--- START Extracted information ---

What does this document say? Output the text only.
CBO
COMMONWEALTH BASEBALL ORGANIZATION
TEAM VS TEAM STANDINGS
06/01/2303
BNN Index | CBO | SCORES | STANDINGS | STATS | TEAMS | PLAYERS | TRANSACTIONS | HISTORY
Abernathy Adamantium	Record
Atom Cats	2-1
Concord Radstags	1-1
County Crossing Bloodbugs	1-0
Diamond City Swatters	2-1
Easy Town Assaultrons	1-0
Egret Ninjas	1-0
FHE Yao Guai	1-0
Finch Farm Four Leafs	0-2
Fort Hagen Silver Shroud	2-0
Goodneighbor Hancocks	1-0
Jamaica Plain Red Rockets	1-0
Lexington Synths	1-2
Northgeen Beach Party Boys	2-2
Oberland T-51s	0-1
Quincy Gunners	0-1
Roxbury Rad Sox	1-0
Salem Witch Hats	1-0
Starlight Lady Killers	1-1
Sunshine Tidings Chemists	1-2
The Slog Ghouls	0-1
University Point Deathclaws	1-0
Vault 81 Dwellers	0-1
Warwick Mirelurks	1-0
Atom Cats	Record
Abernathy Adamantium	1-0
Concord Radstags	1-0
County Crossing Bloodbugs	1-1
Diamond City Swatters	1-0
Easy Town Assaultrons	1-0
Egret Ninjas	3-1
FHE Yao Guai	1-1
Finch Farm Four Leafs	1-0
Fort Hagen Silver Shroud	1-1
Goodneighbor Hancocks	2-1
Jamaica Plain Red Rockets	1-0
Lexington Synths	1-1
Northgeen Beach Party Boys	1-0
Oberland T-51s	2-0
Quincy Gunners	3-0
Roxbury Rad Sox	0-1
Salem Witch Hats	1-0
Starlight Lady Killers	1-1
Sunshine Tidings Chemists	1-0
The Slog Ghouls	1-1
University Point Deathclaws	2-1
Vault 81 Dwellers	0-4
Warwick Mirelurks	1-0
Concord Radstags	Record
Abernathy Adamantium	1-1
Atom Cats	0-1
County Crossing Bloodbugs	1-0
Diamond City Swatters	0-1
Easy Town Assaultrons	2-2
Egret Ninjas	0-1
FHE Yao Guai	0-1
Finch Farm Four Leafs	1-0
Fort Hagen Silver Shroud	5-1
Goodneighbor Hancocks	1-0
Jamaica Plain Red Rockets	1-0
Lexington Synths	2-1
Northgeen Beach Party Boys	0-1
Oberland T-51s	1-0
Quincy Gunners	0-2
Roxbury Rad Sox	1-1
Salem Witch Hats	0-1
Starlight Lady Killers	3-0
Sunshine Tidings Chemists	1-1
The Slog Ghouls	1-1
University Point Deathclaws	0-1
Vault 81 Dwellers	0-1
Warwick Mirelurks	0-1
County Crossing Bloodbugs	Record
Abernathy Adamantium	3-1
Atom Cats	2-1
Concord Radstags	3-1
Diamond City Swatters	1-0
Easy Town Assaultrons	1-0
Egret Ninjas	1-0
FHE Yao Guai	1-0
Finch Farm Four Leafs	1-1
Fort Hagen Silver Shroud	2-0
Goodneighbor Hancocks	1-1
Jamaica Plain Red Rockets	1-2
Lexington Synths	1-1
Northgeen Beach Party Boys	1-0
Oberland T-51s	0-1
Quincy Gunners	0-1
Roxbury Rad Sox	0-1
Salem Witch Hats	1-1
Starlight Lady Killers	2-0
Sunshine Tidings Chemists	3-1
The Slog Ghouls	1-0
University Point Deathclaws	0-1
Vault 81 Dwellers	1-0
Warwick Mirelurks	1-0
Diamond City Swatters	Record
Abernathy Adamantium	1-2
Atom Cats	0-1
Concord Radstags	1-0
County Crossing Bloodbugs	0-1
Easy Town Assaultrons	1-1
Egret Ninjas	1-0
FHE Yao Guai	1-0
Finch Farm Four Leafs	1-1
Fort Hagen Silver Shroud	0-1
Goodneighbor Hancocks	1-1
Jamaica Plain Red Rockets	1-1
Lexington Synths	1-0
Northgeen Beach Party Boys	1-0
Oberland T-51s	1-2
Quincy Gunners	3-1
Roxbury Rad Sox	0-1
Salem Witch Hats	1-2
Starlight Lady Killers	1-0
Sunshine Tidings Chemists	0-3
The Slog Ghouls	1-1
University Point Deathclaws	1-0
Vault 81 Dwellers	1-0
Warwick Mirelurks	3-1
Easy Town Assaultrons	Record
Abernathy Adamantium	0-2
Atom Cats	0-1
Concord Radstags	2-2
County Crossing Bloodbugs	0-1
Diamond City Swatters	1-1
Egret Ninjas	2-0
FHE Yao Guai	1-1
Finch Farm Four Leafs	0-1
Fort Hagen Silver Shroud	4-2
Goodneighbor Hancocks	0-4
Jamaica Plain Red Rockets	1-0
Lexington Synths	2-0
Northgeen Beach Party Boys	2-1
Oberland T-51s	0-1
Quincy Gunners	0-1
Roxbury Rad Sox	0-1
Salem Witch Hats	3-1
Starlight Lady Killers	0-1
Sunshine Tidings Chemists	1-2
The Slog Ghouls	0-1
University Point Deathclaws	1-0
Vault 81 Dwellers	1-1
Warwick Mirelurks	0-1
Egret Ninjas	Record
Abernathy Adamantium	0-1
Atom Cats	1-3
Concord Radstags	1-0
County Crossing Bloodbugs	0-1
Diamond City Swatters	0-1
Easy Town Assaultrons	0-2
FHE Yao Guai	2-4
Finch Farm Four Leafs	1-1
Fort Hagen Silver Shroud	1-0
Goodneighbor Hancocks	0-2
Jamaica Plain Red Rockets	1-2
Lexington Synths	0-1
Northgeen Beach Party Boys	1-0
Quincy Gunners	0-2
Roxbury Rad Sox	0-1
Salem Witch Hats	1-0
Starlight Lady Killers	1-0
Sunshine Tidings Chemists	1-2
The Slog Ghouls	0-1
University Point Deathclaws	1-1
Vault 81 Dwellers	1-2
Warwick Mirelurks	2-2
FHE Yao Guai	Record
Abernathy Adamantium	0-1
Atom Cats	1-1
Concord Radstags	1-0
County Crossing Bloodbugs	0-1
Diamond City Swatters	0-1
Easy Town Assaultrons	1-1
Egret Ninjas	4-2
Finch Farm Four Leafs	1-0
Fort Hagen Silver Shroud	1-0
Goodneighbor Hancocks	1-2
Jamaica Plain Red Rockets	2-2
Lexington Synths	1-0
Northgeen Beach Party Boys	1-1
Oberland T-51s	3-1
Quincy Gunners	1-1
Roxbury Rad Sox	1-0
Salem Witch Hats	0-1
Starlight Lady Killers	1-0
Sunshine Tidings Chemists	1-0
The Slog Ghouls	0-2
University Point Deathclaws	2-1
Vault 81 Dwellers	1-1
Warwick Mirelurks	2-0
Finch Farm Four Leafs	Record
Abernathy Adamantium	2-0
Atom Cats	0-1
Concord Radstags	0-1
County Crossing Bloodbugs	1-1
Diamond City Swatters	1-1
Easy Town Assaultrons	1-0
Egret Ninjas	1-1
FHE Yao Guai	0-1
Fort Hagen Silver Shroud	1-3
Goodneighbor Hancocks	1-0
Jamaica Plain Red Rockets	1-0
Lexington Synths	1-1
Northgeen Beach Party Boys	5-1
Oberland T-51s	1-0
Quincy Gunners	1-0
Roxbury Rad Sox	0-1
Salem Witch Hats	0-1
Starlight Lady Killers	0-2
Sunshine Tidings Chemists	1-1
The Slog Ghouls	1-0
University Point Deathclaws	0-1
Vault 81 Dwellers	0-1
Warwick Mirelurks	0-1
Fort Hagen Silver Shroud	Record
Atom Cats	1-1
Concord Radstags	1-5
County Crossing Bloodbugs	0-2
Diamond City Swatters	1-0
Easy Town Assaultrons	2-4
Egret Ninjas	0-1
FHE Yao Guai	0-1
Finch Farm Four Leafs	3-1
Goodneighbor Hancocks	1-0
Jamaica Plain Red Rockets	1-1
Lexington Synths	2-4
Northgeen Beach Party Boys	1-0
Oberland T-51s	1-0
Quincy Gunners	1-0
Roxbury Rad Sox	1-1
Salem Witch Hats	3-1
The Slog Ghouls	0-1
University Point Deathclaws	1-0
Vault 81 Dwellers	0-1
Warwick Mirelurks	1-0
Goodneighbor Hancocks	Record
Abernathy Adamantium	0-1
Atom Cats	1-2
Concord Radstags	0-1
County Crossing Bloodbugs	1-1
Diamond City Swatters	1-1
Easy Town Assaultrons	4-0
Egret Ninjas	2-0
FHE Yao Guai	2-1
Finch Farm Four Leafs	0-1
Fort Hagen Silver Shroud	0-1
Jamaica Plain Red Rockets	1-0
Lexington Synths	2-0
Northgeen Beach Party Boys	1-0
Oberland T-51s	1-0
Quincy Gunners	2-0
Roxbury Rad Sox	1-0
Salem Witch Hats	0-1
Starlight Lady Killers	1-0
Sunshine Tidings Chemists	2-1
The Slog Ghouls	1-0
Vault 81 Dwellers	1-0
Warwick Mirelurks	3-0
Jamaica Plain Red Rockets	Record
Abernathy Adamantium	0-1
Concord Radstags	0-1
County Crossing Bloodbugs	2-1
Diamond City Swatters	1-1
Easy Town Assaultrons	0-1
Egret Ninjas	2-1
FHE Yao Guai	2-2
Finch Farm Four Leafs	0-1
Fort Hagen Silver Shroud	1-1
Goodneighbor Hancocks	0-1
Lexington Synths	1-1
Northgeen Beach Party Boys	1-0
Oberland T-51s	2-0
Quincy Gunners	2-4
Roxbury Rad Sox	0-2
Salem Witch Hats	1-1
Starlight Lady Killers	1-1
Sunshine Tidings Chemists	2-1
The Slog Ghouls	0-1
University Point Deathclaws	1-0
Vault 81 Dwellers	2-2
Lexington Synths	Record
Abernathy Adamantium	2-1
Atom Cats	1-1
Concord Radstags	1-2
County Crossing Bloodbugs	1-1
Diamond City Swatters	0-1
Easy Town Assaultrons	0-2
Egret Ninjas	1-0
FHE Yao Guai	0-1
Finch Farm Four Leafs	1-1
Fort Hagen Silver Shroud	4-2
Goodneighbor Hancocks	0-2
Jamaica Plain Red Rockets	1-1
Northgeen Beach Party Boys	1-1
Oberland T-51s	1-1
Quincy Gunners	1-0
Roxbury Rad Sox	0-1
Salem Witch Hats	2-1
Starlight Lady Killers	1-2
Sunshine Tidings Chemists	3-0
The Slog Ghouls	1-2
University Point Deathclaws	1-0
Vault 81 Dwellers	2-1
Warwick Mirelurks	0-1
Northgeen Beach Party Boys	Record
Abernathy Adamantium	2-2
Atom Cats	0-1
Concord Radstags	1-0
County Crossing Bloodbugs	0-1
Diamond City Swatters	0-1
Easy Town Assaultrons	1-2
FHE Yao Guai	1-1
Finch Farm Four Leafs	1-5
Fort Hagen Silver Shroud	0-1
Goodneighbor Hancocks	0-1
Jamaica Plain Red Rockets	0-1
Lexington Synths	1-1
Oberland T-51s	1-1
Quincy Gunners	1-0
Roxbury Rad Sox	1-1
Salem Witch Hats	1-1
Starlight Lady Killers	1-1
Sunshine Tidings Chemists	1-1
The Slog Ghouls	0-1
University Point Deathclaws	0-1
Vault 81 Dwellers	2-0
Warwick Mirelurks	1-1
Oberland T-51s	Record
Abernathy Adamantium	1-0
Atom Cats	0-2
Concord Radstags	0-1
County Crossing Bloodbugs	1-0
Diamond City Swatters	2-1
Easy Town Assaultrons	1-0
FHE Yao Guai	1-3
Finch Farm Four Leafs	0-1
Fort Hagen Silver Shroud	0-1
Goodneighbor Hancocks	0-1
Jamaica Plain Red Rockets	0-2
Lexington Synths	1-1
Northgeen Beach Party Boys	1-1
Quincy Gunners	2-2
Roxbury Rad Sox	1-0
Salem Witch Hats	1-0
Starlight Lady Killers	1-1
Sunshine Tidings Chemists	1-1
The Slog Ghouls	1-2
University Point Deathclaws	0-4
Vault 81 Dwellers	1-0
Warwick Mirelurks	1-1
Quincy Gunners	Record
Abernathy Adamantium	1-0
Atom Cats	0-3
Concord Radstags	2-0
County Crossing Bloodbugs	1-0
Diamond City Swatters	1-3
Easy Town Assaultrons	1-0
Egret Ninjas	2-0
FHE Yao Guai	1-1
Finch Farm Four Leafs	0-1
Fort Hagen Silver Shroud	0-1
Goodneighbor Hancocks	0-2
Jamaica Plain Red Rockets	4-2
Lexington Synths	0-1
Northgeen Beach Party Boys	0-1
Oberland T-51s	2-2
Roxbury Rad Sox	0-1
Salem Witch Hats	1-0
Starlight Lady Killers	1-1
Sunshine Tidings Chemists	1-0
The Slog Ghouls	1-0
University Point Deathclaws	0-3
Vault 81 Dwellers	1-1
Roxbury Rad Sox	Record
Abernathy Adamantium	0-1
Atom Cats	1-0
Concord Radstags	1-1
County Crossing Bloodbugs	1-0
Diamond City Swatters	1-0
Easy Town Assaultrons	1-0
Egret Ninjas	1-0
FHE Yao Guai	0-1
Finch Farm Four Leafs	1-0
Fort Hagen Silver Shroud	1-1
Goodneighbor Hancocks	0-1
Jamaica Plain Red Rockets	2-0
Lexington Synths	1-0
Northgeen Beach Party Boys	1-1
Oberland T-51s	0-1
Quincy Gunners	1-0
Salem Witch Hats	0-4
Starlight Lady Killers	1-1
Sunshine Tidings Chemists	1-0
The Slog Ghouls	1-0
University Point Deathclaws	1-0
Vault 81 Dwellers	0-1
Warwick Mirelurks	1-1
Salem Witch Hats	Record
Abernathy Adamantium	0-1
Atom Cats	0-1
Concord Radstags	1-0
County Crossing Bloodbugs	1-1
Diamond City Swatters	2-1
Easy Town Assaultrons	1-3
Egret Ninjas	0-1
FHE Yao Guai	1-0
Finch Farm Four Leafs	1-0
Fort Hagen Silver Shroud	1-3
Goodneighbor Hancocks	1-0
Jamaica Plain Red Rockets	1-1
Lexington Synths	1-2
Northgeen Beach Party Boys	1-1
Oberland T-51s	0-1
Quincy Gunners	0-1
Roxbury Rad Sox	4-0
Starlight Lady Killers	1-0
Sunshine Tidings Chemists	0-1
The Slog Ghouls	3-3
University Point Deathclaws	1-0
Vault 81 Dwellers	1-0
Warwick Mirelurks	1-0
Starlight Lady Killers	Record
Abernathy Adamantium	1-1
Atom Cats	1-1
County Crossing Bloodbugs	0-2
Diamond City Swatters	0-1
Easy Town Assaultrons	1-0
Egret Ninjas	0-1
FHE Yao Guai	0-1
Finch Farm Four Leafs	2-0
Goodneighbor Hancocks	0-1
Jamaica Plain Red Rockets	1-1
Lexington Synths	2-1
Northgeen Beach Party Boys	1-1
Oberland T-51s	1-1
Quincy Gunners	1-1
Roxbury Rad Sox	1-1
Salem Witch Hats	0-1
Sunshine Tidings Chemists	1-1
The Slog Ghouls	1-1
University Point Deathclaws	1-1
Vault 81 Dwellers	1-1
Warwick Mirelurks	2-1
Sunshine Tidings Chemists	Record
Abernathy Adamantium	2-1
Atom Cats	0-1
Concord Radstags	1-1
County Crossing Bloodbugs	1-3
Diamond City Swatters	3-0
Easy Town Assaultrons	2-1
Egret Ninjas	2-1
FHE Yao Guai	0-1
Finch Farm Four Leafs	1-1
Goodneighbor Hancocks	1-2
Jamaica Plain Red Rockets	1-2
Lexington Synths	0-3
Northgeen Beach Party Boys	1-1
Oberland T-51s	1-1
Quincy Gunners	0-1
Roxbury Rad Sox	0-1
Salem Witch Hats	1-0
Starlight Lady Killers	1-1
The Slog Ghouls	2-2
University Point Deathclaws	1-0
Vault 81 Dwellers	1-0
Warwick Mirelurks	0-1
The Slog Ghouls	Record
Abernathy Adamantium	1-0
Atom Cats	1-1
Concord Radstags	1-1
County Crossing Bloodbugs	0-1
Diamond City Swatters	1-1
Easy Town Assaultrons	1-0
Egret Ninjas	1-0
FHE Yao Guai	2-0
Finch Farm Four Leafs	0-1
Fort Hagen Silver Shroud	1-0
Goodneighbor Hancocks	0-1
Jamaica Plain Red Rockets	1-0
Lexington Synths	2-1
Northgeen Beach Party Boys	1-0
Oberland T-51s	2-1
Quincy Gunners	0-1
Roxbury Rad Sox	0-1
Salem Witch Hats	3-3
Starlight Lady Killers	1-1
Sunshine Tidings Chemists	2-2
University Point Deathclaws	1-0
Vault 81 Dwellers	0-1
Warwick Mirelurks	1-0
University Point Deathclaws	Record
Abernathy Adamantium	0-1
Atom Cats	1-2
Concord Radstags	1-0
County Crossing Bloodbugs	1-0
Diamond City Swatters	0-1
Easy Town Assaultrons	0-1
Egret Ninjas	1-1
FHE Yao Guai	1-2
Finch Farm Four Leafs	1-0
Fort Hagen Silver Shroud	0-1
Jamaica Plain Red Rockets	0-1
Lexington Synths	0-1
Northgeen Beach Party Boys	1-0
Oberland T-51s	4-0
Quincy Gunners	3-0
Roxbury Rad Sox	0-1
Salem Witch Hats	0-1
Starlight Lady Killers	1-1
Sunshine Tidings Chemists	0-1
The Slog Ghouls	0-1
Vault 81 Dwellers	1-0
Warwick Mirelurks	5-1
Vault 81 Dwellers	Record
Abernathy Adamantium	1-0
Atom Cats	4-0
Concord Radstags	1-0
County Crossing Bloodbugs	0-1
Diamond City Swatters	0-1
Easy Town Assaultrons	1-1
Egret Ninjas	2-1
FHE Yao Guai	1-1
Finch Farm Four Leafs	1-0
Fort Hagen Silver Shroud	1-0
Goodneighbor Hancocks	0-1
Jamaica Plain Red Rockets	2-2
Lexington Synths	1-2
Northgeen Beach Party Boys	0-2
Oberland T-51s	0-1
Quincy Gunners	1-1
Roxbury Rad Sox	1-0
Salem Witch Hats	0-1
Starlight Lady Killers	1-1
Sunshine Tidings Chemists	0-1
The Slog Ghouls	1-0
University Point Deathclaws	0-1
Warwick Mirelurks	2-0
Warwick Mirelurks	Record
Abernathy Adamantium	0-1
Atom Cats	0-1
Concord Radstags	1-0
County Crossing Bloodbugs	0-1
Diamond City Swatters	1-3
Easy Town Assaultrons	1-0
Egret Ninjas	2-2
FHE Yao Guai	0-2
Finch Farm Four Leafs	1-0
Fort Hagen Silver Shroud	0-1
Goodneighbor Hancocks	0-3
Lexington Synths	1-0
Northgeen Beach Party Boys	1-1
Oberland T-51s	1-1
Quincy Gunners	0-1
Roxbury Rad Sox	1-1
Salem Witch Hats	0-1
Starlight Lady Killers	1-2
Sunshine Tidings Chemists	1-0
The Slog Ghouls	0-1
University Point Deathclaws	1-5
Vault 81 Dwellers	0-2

--- END Extracted information ---

§ Challenge
Lines that include the word "STANDINGS" — how many are there in the data? Answer with the number alone.

§ Response to the task
2